_Work item_
Where does the word "ergo" show up in the records? Copy every line that has it.

_Provided entries_
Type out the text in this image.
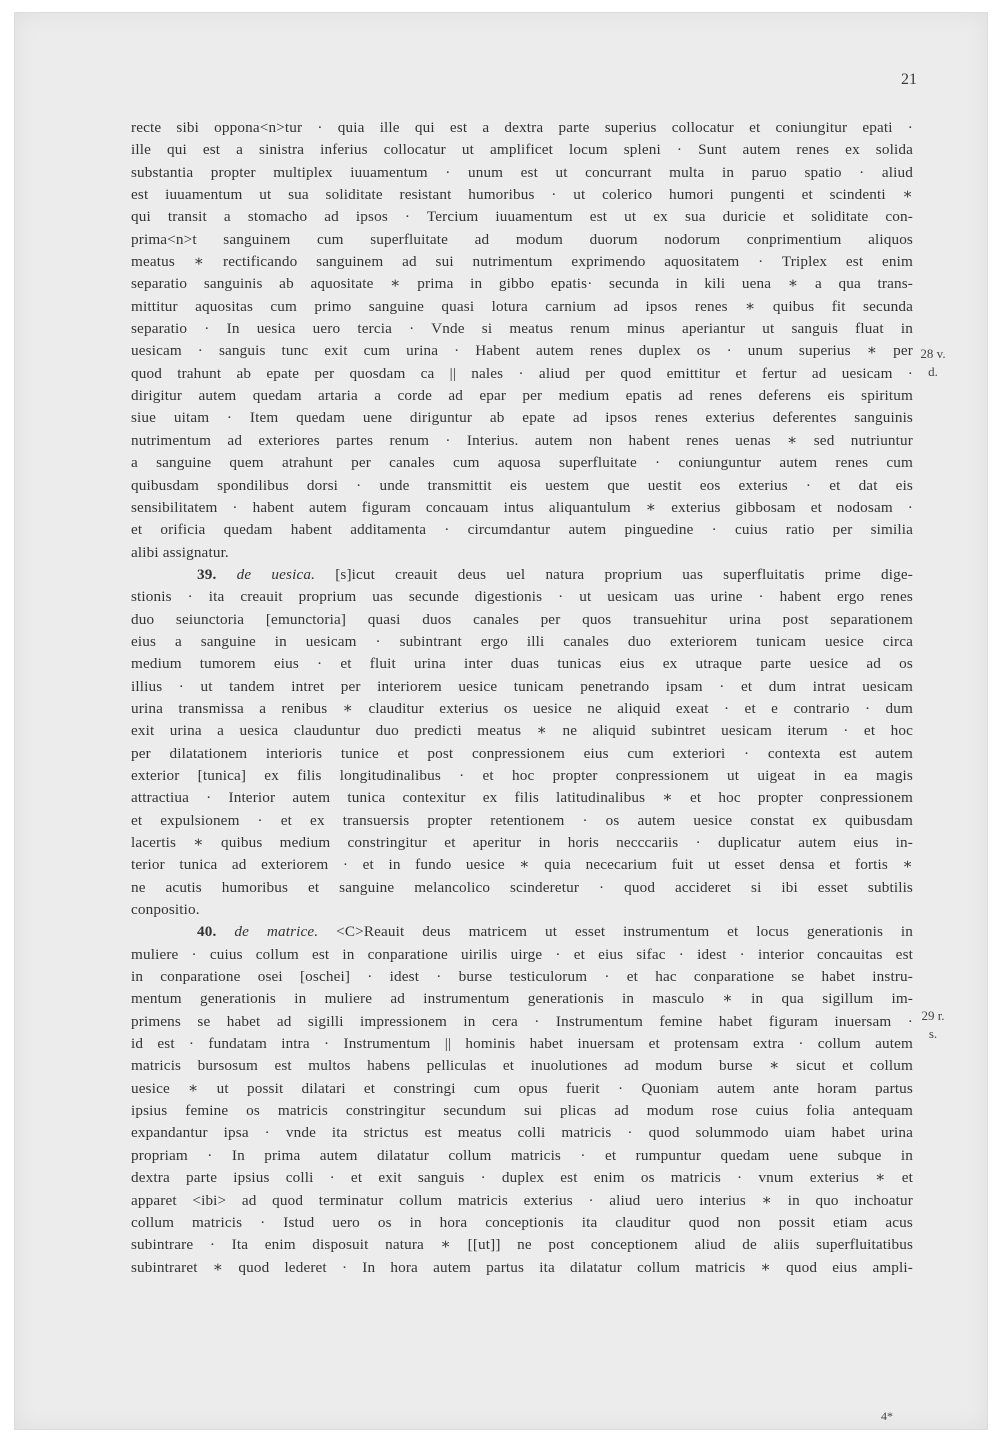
21
recte sibi oppona<n>tur · quia ille qui est a dextra parte superius collocatur et coniungitur epati ·
ille qui est a sinistra inferius collocatur ut amplificet locum spleni · Sunt autem renes ex solida
substantia propter multiplex iuuamentum · unum est ut concurrant multa in paruo spatio · aliud
est iuuamentum ut sua soliditate resistant humoribus · ut colerico humori pungenti et scindenti ∗
qui transit a stomacho ad ipsos · Tercium iuuamentum est ut ex sua duricie et soliditate con-
prima<n>t sanguinem cum superfluitate ad modum duorum nodorum conprimentium aliquos
meatus ∗ rectificando sanguinem ad sui nutrimentum exprimendo aquositatem · Triplex est enim
separatio sanguinis ab aquositate ∗ prima in gibbo epatis· secunda in kili uena ∗ a qua trans-
mittitur aquositas cum primo sanguine quasi lotura carnium ad ipsos renes ∗ quibus fit secunda
separatio · In uesica uero tercia · Vnde si meatus renum minus aperiantur ut sanguis fluat in
uesicam · sanguis tunc exit cum urina · Habent autem renes duplex os · unum superius ∗ per
quod trahunt ab epate per quosdam ca || nales · aliud per quod emittitur et fertur ad uesicam ·
dirigitur autem quedam artaria a corde ad epar per medium epatis ad renes deferens eis spiritum
siue uitam · Item quedam uene diriguntur ab epate ad ipsos renes exterius deferentes sanguinis
nutrimentum ad exteriores partes renum · Interius. autem non habent renes uenas ∗ sed nutriuntur
a sanguine quem atrahunt per canales cum aquosa superfluitate · coniunguntur autem renes cum
quibusdam spondilibus dorsi · unde transmittit eis uestem que uestit eos exterius · et dat eis
sensibilitatem · habent autem figuram concauam intus aliquantulum ∗ exterius gibbosam et nodosam ·
et orificia quedam habent additamenta · circumdantur autem pinguedine · cuius ratio per similia
alibi assignatur.
39. de uesica. [s]icut creauit deus uel natura proprium uas superfluitatis prime dige-
stionis · ita creauit proprium uas secunde digestionis · ut uesicam uas urine · habent ergo renes
duo seiunctoria [emunctoria] quasi duos canales per quos transuehitur urina post separationem
eius a sanguine in uesicam · subintrant ergo illi canales duo exteriorem tunicam uesice circa
medium tumorem eius · et fluit urina inter duas tunicas eius ex utraque parte uesice ad os
illius · ut tandem intret per interiorem uesice tunicam penetrando ipsam · et dum intrat uesicam
urina transmissa a renibus ∗ clauditur exterius os uesice ne aliquid exeat · et e contrario · dum
exit urina a uesica clauduntur duo predicti meatus ∗ ne aliquid subintret uesicam iterum · et hoc
per dilatationem interioris tunice et post conpressionem eius cum exteriori · contexta est autem
exterior [tunica] ex filis longitudinalibus · et hoc propter conpressionem ut uigeat in ea magis
attractiua · Interior autem tunica contexitur ex filis latitudinalibus ∗ et hoc propter conpressionem
et expulsionem · et ex transuersis propter retentionem · os autem uesice constat ex quibusdam
lacertis ∗ quibus medium constringitur et aperitur in horis necccariis · duplicatur autem eius in-
terior tunica ad exteriorem · et in fundo uesice ∗ quia nececarium fuit ut esset densa et fortis ∗
ne acutis humoribus et sanguine melancolico scinderetur · quod accideret si ibi esset subtilis
conpositio.
40. de matrice. <C>Reauit deus matricem ut esset instrumentum et locus generationis in
muliere · cuius collum est in conparatione uirilis uirge · et eius sifac · idest · interior concauitas est
in conparatione osei [oschei] · idest · burse testiculorum · et hac conparatione se habet instru-
mentum generationis in muliere ad instrumentum generationis in masculo ∗ in qua sigillum im-
primens se habet ad sigilli impressionem in cera · Instrumentum femine habet figuram inuersam ·
id est · fundatam intra · Instrumentum || hominis habet inuersam et protensam extra · collum autem
matricis bursosum est multos habens pelliculas et inuolutiones ad modum burse ∗ sicut et collum
uesice ∗ ut possit dilatari et constringi cum opus fuerit · Quoniam autem ante horam partus
ipsius femine os matricis constringitur secundum sui plicas ad modum rose cuius folia antequam
expandantur ipsa · vnde ita strictus est meatus colli matricis · quod solummodo uiam habet urina
propriam · In prima autem dilatatur collum matricis · et rumpuntur quedam uene subque in
dextra parte ipsius colli · et exit sanguis · duplex est enim os matricis · vnum exterius ∗ et
apparet <ibi> ad quod terminatur collum matricis exterius · aliud uero interius ∗ in quo inchoatur
collum matricis · Istud uero os in hora conceptionis ita clauditur quod non possit etiam acus
subintrare · Ita enim disposuit natura ∗ [[ut]] ne post conceptionem aliud de aliis superfluitatibus
subintraret ∗ quod lederet · In hora autem partus ita dilatatur collum matricis ∗ quod eius ampli-
28 v.
d.
29 r.
s.
4*
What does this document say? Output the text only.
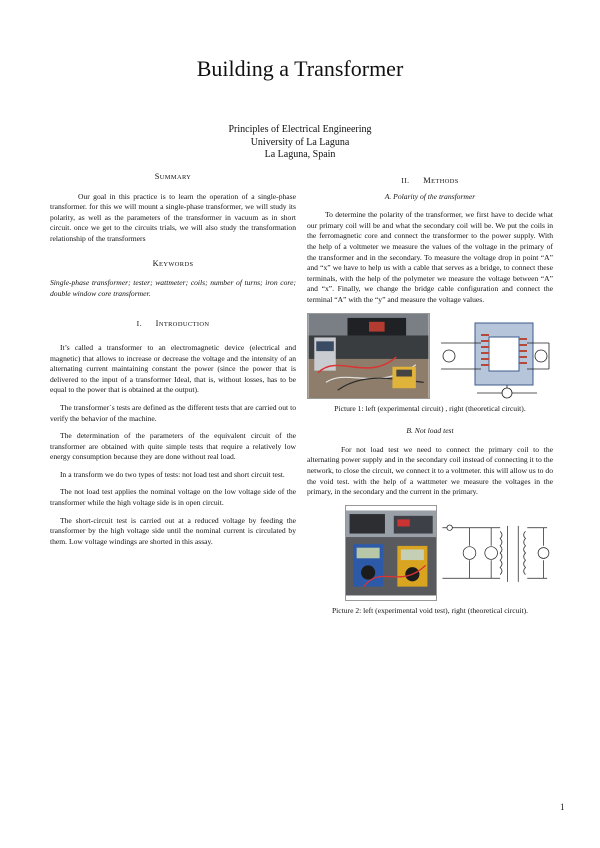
Building a Transformer
Principles of Electrical Engineering
University of La Laguna
La Laguna, Spain
SUMMARY

Our goal in this practice is to learn the operation of a single-phase transformer. for this we will mount a single-phase transformer, we will study its polarity, as well as the parameters of the transformer in vacuum as in short circuit. once we get to the circuits trials, we will also study the transformation relationship of the transformers

KEYWORDS

Single-phase transformer; tester; wattmeter; coils; number of turns; iron core; double window core transformer.

I. INTRODUCTION

It’s called a transformer to an electromagnetic device (electrical and magnetic) that allows to increase or decrease the voltage and the intensity of an alternating current maintaining constant the power (since the power that is delivered to the input of a transformer Ideal, that is, without losses, has to be equal to the power that is obtained at the output).

The transformer´s tests are defined as the different tests that are carried out to verify the behavior of the machine.

The determination of the parameters of the equivalent circuit of the transformer are obtained with quite simple tests that require a relatively low energy consumption because they are done without real load.

In a transform we do two types of tests: not load test and short circuit test.

The not load test applies the nominal voltage on the low voltage side of the transformer while the high voltage side is in open circuit.

The short-circuit test is carried out at a reduced voltage by feeding the transformer by the high voltage side until the nominal current is circulated by them. Low voltage windings are shorted in this assay.

II. METHODS
A. Polarity of the transformer

To determine the polarity of the transformer, we first have to decide what our primary coil will be and what the secondary coil will be. We put the coils in the ferromagnetic core and connect the transformer to the power supply. With the help of a voltmeter we measure the values of the voltage in the primary of the transformer and in the secondary. To measure the voltage drop in point “A” and “x” we have to help us with a cable that serves as a bridge, to connect these terminals, with the help of the polymeter we measure the voltage between “A” and “x”. Finally, we change the bridge cable configuration and connect the terminal “A” with the “y” and measure the voltage values.

Picture 1: left (experimental circuit) , right (theoretical circuit).

B. Not load test

For not load test we need to connect the primary coil to the alternating power supply and in the secondary coil instead of connecting it to the network, to close the circuit, we connect it to a voltmeter. this will allow us to do the void test. with the help of a wattmeter we measure the voltages in the primary, in the secondary and the current in the primary.

Picture 2: left (experimental void test), right (theoretical circuit).

1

_Solution_
stionis · ita creauit proprium uas secunde digestionis · ut uesicam uas urine · habent ergo renes
eius a sanguine in uesicam · subintrant ergo illi canales duo exteriorem tunicam uesice circa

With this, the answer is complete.